◆ SHORT EXERCISE:
Lines that include the word "content" are the ones to copy.

◆ RECORDS:
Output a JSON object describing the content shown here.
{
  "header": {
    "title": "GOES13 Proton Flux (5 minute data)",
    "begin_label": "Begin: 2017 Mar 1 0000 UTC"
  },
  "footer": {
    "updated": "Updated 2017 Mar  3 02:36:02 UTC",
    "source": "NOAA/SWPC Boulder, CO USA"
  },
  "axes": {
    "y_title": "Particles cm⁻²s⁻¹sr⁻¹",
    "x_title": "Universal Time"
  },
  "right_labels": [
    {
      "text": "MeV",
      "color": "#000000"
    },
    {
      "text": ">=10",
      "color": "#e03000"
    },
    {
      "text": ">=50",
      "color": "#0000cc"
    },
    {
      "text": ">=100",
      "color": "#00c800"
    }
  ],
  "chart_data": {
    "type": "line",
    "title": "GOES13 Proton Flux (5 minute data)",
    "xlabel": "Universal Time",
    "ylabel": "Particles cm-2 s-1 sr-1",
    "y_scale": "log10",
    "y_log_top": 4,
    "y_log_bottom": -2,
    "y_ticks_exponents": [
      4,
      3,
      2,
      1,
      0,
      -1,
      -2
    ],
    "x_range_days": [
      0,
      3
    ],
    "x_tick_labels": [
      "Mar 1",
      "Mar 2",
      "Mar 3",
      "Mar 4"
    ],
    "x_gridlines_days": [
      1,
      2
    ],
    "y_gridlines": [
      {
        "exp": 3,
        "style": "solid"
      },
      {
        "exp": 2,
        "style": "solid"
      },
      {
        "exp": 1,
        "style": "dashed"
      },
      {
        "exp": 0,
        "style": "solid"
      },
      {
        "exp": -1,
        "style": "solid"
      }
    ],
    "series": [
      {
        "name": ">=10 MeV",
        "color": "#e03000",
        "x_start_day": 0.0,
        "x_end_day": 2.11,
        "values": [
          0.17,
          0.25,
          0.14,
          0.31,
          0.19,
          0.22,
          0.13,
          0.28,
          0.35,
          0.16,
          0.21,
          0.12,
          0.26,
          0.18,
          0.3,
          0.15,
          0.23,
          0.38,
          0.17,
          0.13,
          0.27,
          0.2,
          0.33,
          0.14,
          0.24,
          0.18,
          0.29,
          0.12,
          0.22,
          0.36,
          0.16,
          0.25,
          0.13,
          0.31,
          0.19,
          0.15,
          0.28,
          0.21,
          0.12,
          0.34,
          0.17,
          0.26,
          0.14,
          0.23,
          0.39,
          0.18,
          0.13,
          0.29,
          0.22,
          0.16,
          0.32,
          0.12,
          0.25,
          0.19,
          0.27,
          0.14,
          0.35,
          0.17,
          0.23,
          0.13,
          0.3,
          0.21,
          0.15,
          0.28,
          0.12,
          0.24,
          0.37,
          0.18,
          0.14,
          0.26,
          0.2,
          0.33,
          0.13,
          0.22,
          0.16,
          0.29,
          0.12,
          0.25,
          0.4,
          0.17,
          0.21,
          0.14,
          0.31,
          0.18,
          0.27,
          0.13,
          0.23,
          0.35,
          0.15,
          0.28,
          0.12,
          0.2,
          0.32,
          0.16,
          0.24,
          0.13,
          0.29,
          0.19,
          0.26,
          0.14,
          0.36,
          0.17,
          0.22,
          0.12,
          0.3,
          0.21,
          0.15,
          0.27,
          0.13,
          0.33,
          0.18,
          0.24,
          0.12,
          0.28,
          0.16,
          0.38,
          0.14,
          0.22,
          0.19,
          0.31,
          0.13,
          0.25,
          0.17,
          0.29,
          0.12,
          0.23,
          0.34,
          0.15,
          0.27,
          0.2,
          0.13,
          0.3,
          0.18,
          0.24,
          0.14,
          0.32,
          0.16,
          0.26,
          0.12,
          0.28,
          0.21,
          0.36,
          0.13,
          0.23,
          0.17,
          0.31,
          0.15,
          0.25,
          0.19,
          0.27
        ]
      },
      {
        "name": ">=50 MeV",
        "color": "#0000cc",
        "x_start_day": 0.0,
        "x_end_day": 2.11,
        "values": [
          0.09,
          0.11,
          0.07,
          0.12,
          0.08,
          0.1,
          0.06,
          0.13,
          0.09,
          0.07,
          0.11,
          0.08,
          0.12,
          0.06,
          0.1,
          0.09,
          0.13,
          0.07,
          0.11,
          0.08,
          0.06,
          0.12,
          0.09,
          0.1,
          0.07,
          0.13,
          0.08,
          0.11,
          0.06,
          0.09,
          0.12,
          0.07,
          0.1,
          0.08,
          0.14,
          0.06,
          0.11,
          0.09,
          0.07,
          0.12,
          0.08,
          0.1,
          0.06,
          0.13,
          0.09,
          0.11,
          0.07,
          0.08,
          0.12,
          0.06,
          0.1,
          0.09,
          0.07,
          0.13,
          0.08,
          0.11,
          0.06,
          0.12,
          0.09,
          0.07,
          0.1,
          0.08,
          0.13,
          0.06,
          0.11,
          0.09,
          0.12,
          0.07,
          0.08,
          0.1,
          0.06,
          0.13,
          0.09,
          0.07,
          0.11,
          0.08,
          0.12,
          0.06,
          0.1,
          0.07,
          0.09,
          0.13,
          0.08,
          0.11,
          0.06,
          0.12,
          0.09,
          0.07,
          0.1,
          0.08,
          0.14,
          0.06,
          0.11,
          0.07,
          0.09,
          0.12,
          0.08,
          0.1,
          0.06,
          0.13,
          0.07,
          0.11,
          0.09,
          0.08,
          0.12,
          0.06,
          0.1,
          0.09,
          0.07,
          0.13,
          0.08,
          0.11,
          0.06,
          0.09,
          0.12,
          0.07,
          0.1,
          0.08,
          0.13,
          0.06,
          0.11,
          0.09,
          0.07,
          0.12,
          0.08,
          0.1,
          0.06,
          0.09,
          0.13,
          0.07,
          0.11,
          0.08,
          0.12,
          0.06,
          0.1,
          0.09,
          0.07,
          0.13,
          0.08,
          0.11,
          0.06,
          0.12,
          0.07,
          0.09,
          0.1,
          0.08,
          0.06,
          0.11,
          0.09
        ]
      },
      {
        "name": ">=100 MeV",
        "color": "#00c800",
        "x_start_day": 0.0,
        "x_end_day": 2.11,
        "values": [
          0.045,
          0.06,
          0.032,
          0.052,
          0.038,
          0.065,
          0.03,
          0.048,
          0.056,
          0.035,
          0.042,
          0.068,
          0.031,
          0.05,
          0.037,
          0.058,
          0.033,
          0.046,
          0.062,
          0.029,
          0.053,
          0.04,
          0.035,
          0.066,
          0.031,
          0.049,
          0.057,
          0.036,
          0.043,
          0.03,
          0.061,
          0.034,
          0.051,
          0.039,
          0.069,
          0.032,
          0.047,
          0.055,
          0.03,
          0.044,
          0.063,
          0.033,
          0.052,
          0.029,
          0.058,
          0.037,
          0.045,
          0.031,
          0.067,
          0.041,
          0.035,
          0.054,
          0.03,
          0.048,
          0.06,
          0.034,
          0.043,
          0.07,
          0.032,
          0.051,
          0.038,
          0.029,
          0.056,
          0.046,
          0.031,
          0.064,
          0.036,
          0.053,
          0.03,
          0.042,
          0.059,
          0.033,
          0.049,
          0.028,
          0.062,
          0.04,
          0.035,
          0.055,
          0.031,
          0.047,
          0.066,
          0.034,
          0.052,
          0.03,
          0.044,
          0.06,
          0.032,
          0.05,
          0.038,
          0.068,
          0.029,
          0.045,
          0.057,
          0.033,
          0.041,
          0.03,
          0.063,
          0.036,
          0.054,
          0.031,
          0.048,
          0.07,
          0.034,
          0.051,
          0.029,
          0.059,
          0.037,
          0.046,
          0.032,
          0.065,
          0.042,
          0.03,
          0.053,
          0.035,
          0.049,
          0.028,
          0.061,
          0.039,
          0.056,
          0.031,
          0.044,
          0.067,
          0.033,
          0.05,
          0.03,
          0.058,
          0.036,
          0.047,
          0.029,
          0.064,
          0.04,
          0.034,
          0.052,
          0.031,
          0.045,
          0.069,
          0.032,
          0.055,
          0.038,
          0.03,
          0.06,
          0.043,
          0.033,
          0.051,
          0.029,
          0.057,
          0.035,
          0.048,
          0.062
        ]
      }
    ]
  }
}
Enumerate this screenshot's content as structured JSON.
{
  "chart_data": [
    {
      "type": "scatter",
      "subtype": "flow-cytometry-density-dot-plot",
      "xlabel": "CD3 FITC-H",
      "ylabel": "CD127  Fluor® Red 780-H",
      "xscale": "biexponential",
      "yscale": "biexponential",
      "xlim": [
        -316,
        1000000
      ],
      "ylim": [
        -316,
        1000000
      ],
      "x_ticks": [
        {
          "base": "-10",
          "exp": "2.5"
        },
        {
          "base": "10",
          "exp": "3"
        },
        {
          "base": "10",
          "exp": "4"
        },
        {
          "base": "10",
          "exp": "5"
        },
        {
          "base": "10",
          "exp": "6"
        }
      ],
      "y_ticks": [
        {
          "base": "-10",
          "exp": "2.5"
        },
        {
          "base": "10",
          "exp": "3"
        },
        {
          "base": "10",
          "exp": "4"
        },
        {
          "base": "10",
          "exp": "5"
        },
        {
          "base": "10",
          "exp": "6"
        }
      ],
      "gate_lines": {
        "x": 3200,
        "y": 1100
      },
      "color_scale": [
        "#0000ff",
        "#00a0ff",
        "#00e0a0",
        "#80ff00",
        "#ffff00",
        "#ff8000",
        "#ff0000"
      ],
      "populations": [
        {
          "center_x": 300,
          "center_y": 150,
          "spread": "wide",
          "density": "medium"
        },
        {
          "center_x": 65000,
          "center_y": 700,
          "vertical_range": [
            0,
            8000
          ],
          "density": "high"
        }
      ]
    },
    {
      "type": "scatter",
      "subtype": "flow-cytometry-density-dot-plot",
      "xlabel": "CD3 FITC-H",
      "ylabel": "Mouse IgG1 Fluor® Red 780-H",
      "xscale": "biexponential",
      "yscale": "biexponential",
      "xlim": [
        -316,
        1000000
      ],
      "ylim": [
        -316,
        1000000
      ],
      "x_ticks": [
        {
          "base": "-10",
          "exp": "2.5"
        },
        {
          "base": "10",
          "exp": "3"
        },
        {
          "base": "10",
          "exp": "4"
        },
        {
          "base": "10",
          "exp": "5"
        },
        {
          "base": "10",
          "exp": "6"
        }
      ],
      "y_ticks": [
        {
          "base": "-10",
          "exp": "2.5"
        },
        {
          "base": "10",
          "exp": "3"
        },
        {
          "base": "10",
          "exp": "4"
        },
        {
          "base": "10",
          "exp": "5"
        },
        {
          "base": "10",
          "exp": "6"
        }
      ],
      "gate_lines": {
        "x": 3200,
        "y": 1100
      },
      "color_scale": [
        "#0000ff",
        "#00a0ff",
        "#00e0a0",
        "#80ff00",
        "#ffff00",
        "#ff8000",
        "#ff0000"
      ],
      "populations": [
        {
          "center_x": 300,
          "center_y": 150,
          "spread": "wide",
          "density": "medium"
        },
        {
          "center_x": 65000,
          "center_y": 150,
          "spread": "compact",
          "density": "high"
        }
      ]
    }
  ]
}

◆ CORRECT ANSWER:
Output a JSON object describing the content shown here.
Enumerate this screenshot's content as structured JSON.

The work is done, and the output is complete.